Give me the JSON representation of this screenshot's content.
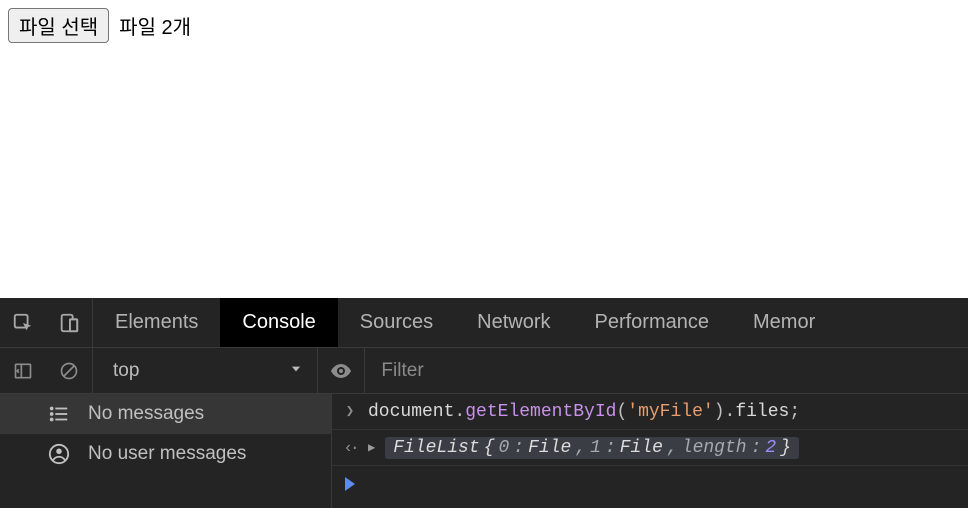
{
  "page": {
    "file_button_label": "파일 선택",
    "file_status": "파일 2개"
  },
  "devtools": {
    "tabs": {
      "elements": "Elements",
      "console": "Console",
      "sources": "Sources",
      "network": "Network",
      "performance": "Performance",
      "memory": "Memor"
    },
    "toolbar": {
      "context": "top",
      "filter_placeholder": "Filter"
    },
    "sidebar": {
      "no_messages": "No messages",
      "no_user_messages": "No user messages"
    },
    "console": {
      "input_code": {
        "p1": "document",
        "p2": ".",
        "p3": "getElementById",
        "p4": "(",
        "p5": "'myFile'",
        "p6": ")",
        "p7": ".",
        "p8": "files",
        "p9": ";"
      },
      "output": {
        "class_name": "FileList",
        "lbrace": " {",
        "k0": "0",
        "sep": ": ",
        "v_file": "File",
        "comma": ", ",
        "k1": "1",
        "k_len": "length",
        "v_len": "2",
        "rbrace": "}"
      }
    }
  }
}
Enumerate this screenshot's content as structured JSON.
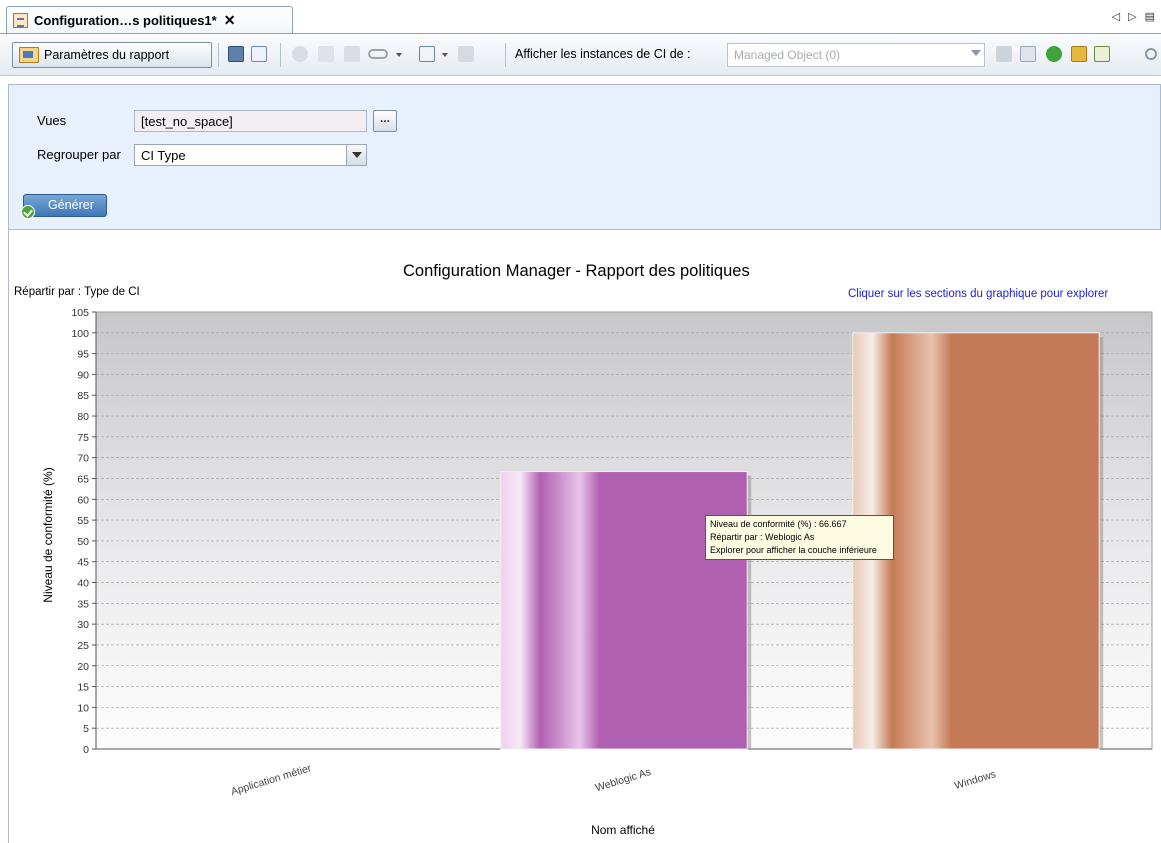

YOUR OBJECTIVE ▸ Show all lines from the data above in which the word "this" appears.

ANSWER TO THE TASK ▸
Give me the JSON representation of this screenshot's content.
Enumerate this screenshot's content as structured JSON.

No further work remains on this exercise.